◆ Request: Print each line of the listing once more, precisely as given.
BEGIN Stored data
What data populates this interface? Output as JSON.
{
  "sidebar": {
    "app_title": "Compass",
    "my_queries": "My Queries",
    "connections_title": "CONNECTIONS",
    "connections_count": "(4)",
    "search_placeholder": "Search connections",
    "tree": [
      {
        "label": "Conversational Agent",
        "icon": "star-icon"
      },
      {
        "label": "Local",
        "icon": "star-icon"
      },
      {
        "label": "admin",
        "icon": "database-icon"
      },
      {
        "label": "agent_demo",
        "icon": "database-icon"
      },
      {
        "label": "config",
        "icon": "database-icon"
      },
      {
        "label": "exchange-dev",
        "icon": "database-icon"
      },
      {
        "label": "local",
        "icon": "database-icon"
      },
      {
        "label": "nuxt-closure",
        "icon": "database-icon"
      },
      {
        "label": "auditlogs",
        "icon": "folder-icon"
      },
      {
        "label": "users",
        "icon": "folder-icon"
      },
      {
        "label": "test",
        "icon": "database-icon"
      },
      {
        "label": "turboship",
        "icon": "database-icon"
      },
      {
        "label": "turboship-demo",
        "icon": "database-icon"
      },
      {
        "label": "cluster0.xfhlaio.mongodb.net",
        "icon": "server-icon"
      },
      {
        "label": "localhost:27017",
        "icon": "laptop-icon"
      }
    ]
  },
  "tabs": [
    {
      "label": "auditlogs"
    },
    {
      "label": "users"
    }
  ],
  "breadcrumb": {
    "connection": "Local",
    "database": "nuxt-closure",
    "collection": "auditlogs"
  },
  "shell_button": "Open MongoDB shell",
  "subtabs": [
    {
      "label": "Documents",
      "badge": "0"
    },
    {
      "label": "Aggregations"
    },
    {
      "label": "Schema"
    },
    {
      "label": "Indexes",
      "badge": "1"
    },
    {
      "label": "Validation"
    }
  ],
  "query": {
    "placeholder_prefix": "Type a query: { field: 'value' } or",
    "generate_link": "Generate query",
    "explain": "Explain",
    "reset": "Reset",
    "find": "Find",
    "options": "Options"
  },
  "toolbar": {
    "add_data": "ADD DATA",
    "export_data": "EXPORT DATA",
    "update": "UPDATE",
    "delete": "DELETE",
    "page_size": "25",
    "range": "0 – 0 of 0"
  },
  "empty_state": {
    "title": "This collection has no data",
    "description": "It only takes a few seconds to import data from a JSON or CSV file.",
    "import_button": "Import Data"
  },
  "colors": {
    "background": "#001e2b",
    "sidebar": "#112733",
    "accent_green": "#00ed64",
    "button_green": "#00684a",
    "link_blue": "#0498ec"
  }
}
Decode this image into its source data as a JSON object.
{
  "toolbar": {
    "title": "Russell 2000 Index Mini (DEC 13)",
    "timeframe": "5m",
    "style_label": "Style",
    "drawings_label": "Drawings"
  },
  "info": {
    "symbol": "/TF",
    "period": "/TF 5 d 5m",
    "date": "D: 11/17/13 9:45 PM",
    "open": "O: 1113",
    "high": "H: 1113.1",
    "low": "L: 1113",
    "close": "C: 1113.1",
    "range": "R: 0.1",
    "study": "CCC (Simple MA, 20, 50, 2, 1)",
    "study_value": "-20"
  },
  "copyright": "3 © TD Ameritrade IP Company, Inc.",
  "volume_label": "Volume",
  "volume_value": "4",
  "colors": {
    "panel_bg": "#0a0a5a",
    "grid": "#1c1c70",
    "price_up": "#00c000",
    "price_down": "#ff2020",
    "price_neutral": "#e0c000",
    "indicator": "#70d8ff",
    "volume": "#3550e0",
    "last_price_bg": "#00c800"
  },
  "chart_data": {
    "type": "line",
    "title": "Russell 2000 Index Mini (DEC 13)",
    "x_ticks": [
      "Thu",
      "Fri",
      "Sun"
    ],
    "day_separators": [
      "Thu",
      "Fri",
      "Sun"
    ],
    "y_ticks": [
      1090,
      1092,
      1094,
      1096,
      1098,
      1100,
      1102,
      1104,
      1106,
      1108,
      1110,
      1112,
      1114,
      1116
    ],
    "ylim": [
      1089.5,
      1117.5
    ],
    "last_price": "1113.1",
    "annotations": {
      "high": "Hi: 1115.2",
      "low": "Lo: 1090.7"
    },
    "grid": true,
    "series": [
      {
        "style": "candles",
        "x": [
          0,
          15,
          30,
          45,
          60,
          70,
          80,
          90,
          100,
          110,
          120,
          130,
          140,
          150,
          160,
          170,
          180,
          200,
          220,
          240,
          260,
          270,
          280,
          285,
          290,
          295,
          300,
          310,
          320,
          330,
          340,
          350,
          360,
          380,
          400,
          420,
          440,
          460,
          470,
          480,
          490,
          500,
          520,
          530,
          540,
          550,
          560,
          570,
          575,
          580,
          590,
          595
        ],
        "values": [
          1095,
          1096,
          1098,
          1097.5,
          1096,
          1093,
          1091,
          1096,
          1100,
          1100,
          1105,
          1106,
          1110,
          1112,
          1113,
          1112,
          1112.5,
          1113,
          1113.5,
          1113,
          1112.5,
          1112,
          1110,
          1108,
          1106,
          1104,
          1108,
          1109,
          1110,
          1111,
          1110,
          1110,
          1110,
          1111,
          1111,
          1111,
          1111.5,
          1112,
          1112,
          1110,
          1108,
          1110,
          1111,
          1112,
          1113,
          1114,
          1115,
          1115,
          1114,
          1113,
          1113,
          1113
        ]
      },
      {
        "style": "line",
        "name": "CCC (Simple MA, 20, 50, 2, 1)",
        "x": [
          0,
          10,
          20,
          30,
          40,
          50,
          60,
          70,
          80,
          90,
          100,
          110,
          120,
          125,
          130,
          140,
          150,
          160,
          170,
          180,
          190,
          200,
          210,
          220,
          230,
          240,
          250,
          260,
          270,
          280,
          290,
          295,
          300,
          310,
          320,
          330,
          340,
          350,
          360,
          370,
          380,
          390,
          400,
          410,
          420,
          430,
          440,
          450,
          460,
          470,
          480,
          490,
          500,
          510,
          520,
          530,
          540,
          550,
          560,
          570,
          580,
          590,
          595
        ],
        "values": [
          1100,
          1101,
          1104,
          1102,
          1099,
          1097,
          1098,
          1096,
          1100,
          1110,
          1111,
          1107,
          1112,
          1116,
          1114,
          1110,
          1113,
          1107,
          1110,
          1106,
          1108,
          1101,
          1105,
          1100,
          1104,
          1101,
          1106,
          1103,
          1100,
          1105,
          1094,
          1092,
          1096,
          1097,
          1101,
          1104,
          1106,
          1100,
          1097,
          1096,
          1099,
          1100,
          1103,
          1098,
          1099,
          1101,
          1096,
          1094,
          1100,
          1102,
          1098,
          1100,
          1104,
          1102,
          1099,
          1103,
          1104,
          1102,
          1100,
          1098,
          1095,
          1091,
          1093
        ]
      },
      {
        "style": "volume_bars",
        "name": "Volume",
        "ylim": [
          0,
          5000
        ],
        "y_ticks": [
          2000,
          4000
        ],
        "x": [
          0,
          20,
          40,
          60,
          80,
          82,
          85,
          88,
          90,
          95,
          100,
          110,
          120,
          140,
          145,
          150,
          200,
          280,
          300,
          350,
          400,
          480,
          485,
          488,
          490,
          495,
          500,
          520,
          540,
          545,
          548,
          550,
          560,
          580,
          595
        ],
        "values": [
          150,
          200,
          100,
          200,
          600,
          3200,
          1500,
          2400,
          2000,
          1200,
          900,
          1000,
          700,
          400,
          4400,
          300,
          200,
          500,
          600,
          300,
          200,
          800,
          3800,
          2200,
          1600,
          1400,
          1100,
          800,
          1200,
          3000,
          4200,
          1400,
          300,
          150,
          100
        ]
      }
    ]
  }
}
END Stored data
◆ Task solution:
What data populates this interface? Output as JSON.
{
  "sidebar": {
    "app_title": "Compass",
    "my_queries": "My Queries",
    "connections_title": "CONNECTIONS",
    "connections_count": "(4)",
    "search_placeholder": "Search connections",
    "tree": [
      {
        "label": "Conversational Agent",
        "icon": "star-icon"
      },
      {
        "label": "Local",
        "icon": "star-icon"
      },
      {
        "label": "admin",
        "icon": "database-icon"
      },
      {
        "label": "agent_demo",
        "icon": "database-icon"
      },
      {
        "label": "config",
        "icon": "database-icon"
      },
      {
        "label": "exchange-dev",
        "icon": "database-icon"
      },
      {
        "label": "local",
        "icon": "database-icon"
      },
      {
        "label": "nuxt-closure",
        "icon": "database-icon"
      },
      {
        "label": "auditlogs",
        "icon": "folder-icon"
      },
      {
        "label": "users",
        "icon": "folder-icon"
      },
      {
        "label": "test",
        "icon": "database-icon"
      },
      {
        "label": "turboship",
        "icon": "database-icon"
      },
      {
        "label": "turboship-demo",
        "icon": "database-icon"
      },
      {
        "label": "cluster0.xfhlaio.mongodb.net",
        "icon": "server-icon"
      },
      {
        "label": "localhost:27017",
        "icon": "laptop-icon"
      }
    ]
  },
  "tabs": [
    {
      "label": "auditlogs"
    },
    {
      "label": "users"
    }
  ],
  "breadcrumb": {
    "connection": "Local",
    "database": "nuxt-closure",
    "collection": "auditlogs"
  },
  "shell_button": "Open MongoDB shell",
  "subtabs": [
    {
      "label": "Documents",
      "badge": "0"
    },
    {
      "label": "Aggregations"
    },
    {
      "label": "Schema"
    },
    {
      "label": "Indexes",
      "badge": "1"
    },
    {
      "label": "Validation"
    }
  ],
  "query": {
    "placeholder_prefix": "Type a query: { field: 'value' } or",
    "generate_link": "Generate query",
    "explain": "Explain",
    "reset": "Reset",
    "find": "Find",
    "options": "Options"
  },
  "toolbar": {
    "add_data": "ADD DATA",
    "export_data": "EXPORT DATA",
    "update": "UPDATE",
    "delete": "DELETE",
    "page_size": "25",
    "range": "0 – 0 of 0"
  },
  "empty_state": {
    "title": "This collection has no data",
    "description": "It only takes a few seconds to import data from a JSON or CSV file.",
    "import_button": "Import Data"
  },
  "colors": {
    "background": "#001e2b",
    "sidebar": "#112733",
    "accent_green": "#00ed64",
    "button_green": "#00684a",
    "link_blue": "#0498ec"
  }
}
Decode this image into its source data as a JSON object.
{
  "toolbar": {
    "title": "Russell 2000 Index Mini (DEC 13)",
    "timeframe": "5m",
    "style_label": "Style",
    "drawings_label": "Drawings"
  },
  "info": {
    "symbol": "/TF",
    "period": "/TF 5 d 5m",
    "date": "D: 11/17/13 9:45 PM",
    "open": "O: 1113",
    "high": "H: 1113.1",
    "low": "L: 1113",
    "close": "C: 1113.1",
    "range": "R: 0.1",
    "study": "CCC (Simple MA, 20, 50, 2, 1)",
    "study_value": "-20"
  },
  "copyright": "3 © TD Ameritrade IP Company, Inc.",
  "volume_label": "Volume",
  "volume_value": "4",
  "colors": {
    "panel_bg": "#0a0a5a",
    "grid": "#1c1c70",
    "price_up": "#00c000",
    "price_down": "#ff2020",
    "price_neutral": "#e0c000",
    "indicator": "#70d8ff",
    "volume": "#3550e0",
    "last_price_bg": "#00c800"
  },
  "chart_data": {
    "type": "line",
    "title": "Russell 2000 Index Mini (DEC 13)",
    "x_ticks": [
      "Thu",
      "Fri",
      "Sun"
    ],
    "day_separators": [
      "Thu",
      "Fri",
      "Sun"
    ],
    "y_ticks": [
      1090,
      1092,
      1094,
      1096,
      1098,
      1100,
      1102,
      1104,
      1106,
      1108,
      1110,
      1112,
      1114,
      1116
    ],
    "ylim": [
      1089.5,
      1117.5
    ],
    "last_price": "1113.1",
    "annotations": {
      "high": "Hi: 1115.2",
      "low": "Lo: 1090.7"
    },
    "grid": true,
    "series": [
      {
        "style": "candles",
        "x": [
          0,
          15,
          30,
          45,
          60,
          70,
          80,
          90,
          100,
          110,
          120,
          130,
          140,
          150,
          160,
          170,
          180,
          200,
          220,
          240,
          260,
          270,
          280,
          285,
          290,
          295,
          300,
          310,
          320,
          330,
          340,
          350,
          360,
          380,
          400,
          420,
          440,
          460,
          470,
          480,
          490,
          500,
          520,
          530,
          540,
          550,
          560,
          570,
          575,
          580,
          590,
          595
        ],
        "values": [
          1095,
          1096,
          1098,
          1097.5,
          1096,
          1093,
          1091,
          1096,
          1100,
          1100,
          1105,
          1106,
          1110,
          1112,
          1113,
          1112,
          1112.5,
          1113,
          1113.5,
          1113,
          1112.5,
          1112,
          1110,
          1108,
          1106,
          1104,
          1108,
          1109,
          1110,
          1111,
          1110,
          1110,
          1110,
          1111,
          1111,
          1111,
          1111.5,
          1112,
          1112,
          1110,
          1108,
          1110,
          1111,
          1112,
          1113,
          1114,
          1115,
          1115,
          1114,
          1113,
          1113,
          1113
        ]
      },
      {
        "style": "line",
        "name": "CCC (Simple MA, 20, 50, 2, 1)",
        "x": [
          0,
          10,
          20,
          30,
          40,
          50,
          60,
          70,
          80,
          90,
          100,
          110,
          120,
          125,
          130,
          140,
          150,
          160,
          170,
          180,
          190,
          200,
          210,
          220,
          230,
          240,
          250,
          260,
          270,
          280,
          290,
          295,
          300,
          310,
          320,
          330,
          340,
          350,
          360,
          370,
          380,
          390,
          400,
          410,
          420,
          430,
          440,
          450,
          460,
          470,
          480,
          490,
          500,
          510,
          520,
          530,
          540,
          550,
          560,
          570,
          580,
          590,
          595
        ],
        "values": [
          1100,
          1101,
          1104,
          1102,
          1099,
          1097,
          1098,
          1096,
          1100,
          1110,
          1111,
          1107,
          1112,
          1116,
          1114,
          1110,
          1113,
          1107,
          1110,
          1106,
          1108,
          1101,
          1105,
          1100,
          1104,
          1101,
          1106,
          1103,
          1100,
          1105,
          1094,
          1092,
          1096,
          1097,
          1101,
          1104,
          1106,
          1100,
          1097,
          1096,
          1099,
          1100,
          1103,
          1098,
          1099,
          1101,
          1096,
          1094,
          1100,
          1102,
          1098,
          1100,
          1104,
          1102,
          1099,
          1103,
          1104,
          1102,
          1100,
          1098,
          1095,
          1091,
          1093
        ]
      },
      {
        "style": "volume_bars",
        "name": "Volume",
        "ylim": [
          0,
          5000
        ],
        "y_ticks": [
          2000,
          4000
        ],
        "x": [
          0,
          20,
          40,
          60,
          80,
          82,
          85,
          88,
          90,
          95,
          100,
          110,
          120,
          140,
          145,
          150,
          200,
          280,
          300,
          350,
          400,
          480,
          485,
          488,
          490,
          495,
          500,
          520,
          540,
          545,
          548,
          550,
          560,
          580,
          595
        ],
        "values": [
          150,
          200,
          100,
          200,
          600,
          3200,
          1500,
          2400,
          2000,
          1200,
          900,
          1000,
          700,
          400,
          4400,
          300,
          200,
          500,
          600,
          300,
          200,
          800,
          3800,
          2200,
          1600,
          1400,
          1100,
          800,
          1200,
          3000,
          4200,
          1400,
          300,
          150,
          100
        ]
      }
    ]
  }
}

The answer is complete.